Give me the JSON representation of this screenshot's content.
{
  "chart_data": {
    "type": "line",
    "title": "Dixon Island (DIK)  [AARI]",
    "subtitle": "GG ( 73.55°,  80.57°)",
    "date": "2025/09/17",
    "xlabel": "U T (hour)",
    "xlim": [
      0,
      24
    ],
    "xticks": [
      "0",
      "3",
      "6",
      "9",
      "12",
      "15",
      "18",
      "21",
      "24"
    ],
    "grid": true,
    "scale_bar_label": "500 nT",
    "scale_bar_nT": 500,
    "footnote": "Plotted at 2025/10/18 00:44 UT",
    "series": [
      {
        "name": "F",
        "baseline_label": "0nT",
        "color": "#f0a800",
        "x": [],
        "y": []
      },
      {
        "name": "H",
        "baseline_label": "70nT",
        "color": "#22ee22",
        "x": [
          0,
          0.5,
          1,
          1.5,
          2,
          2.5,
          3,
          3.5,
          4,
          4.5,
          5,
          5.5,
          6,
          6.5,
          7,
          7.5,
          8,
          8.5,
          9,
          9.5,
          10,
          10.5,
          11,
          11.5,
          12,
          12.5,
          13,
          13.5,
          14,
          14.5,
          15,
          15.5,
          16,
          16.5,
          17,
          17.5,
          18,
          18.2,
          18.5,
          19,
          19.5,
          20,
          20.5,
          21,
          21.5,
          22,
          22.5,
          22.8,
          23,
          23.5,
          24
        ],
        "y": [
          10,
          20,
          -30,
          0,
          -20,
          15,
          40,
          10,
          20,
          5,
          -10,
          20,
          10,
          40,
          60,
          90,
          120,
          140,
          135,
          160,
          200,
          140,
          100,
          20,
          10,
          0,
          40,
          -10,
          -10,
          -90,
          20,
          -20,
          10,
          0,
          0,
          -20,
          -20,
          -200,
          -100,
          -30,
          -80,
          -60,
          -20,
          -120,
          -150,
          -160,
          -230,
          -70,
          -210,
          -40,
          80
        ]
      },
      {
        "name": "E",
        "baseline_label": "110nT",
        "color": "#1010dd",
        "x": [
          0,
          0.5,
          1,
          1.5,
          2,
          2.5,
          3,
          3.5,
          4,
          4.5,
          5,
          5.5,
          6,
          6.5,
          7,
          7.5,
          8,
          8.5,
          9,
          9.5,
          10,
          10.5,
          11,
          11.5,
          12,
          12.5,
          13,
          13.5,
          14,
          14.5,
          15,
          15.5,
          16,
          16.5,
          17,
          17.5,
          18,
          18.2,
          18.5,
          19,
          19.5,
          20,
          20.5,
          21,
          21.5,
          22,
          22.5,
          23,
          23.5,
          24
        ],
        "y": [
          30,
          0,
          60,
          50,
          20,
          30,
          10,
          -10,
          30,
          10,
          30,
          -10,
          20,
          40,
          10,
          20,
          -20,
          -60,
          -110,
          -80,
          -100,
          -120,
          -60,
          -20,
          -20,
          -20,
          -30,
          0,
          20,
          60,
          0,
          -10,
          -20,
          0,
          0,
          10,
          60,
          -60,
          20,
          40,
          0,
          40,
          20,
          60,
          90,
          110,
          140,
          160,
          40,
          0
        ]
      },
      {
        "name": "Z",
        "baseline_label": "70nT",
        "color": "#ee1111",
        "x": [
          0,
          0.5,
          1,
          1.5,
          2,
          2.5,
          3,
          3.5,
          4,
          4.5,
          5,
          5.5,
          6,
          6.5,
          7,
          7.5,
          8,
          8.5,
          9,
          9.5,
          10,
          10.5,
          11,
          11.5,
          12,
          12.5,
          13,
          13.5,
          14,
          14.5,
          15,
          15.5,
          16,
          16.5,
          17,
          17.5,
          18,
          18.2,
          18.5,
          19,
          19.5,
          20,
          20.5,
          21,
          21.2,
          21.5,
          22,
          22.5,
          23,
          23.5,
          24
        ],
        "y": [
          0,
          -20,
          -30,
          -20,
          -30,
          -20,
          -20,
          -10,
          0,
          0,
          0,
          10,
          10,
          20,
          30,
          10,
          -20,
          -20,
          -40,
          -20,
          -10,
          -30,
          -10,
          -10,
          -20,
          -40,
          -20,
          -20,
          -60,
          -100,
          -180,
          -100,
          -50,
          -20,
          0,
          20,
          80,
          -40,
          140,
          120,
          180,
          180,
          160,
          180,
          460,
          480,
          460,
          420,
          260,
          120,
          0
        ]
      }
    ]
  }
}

####################

Exercise aim: Copy each line of the data above without altering a single character.

Written response:
Give me the JSON representation of this screenshot's content.
{
  "chart_data": {
    "type": "line",
    "title": "Dixon Island (DIK)  [AARI]",
    "subtitle": "GG ( 73.55°,  80.57°)",
    "date": "2025/09/17",
    "xlabel": "U T (hour)",
    "xlim": [
      0,
      24
    ],
    "xticks": [
      "0",
      "3",
      "6",
      "9",
      "12",
      "15",
      "18",
      "21",
      "24"
    ],
    "grid": true,
    "scale_bar_label": "500 nT",
    "scale_bar_nT": 500,
    "footnote": "Plotted at 2025/10/18 00:44 UT",
    "series": [
      {
        "name": "F",
        "baseline_label": "0nT",
        "color": "#f0a800",
        "x": [],
        "y": []
      },
      {
        "name": "H",
        "baseline_label": "70nT",
        "color": "#22ee22",
        "x": [
          0,
          0.5,
          1,
          1.5,
          2,
          2.5,
          3,
          3.5,
          4,
          4.5,
          5,
          5.5,
          6,
          6.5,
          7,
          7.5,
          8,
          8.5,
          9,
          9.5,
          10,
          10.5,
          11,
          11.5,
          12,
          12.5,
          13,
          13.5,
          14,
          14.5,
          15,
          15.5,
          16,
          16.5,
          17,
          17.5,
          18,
          18.2,
          18.5,
          19,
          19.5,
          20,
          20.5,
          21,
          21.5,
          22,
          22.5,
          22.8,
          23,
          23.5,
          24
        ],
        "y": [
          10,
          20,
          -30,
          0,
          -20,
          15,
          40,
          10,
          20,
          5,
          -10,
          20,
          10,
          40,
          60,
          90,
          120,
          140,
          135,
          160,
          200,
          140,
          100,
          20,
          10,
          0,
          40,
          -10,
          -10,
          -90,
          20,
          -20,
          10,
          0,
          0,
          -20,
          -20,
          -200,
          -100,
          -30,
          -80,
          -60,
          -20,
          -120,
          -150,
          -160,
          -230,
          -70,
          -210,
          -40,
          80
        ]
      },
      {
        "name": "E",
        "baseline_label": "110nT",
        "color": "#1010dd",
        "x": [
          0,
          0.5,
          1,
          1.5,
          2,
          2.5,
          3,
          3.5,
          4,
          4.5,
          5,
          5.5,
          6,
          6.5,
          7,
          7.5,
          8,
          8.5,
          9,
          9.5,
          10,
          10.5,
          11,
          11.5,
          12,
          12.5,
          13,
          13.5,
          14,
          14.5,
          15,
          15.5,
          16,
          16.5,
          17,
          17.5,
          18,
          18.2,
          18.5,
          19,
          19.5,
          20,
          20.5,
          21,
          21.5,
          22,
          22.5,
          23,
          23.5,
          24
        ],
        "y": [
          30,
          0,
          60,
          50,
          20,
          30,
          10,
          -10,
          30,
          10,
          30,
          -10,
          20,
          40,
          10,
          20,
          -20,
          -60,
          -110,
          -80,
          -100,
          -120,
          -60,
          -20,
          -20,
          -20,
          -30,
          0,
          20,
          60,
          0,
          -10,
          -20,
          0,
          0,
          10,
          60,
          -60,
          20,
          40,
          0,
          40,
          20,
          60,
          90,
          110,
          140,
          160,
          40,
          0
        ]
      },
      {
        "name": "Z",
        "baseline_label": "70nT",
        "color": "#ee1111",
        "x": [
          0,
          0.5,
          1,
          1.5,
          2,
          2.5,
          3,
          3.5,
          4,
          4.5,
          5,
          5.5,
          6,
          6.5,
          7,
          7.5,
          8,
          8.5,
          9,
          9.5,
          10,
          10.5,
          11,
          11.5,
          12,
          12.5,
          13,
          13.5,
          14,
          14.5,
          15,
          15.5,
          16,
          16.5,
          17,
          17.5,
          18,
          18.2,
          18.5,
          19,
          19.5,
          20,
          20.5,
          21,
          21.2,
          21.5,
          22,
          22.5,
          23,
          23.5,
          24
        ],
        "y": [
          0,
          -20,
          -30,
          -20,
          -30,
          -20,
          -20,
          -10,
          0,
          0,
          0,
          10,
          10,
          20,
          30,
          10,
          -20,
          -20,
          -40,
          -20,
          -10,
          -30,
          -10,
          -10,
          -20,
          -40,
          -20,
          -20,
          -60,
          -100,
          -180,
          -100,
          -50,
          -20,
          0,
          20,
          80,
          -40,
          140,
          120,
          180,
          180,
          160,
          180,
          460,
          480,
          460,
          420,
          260,
          120,
          0
        ]
      }
    ]
  }
}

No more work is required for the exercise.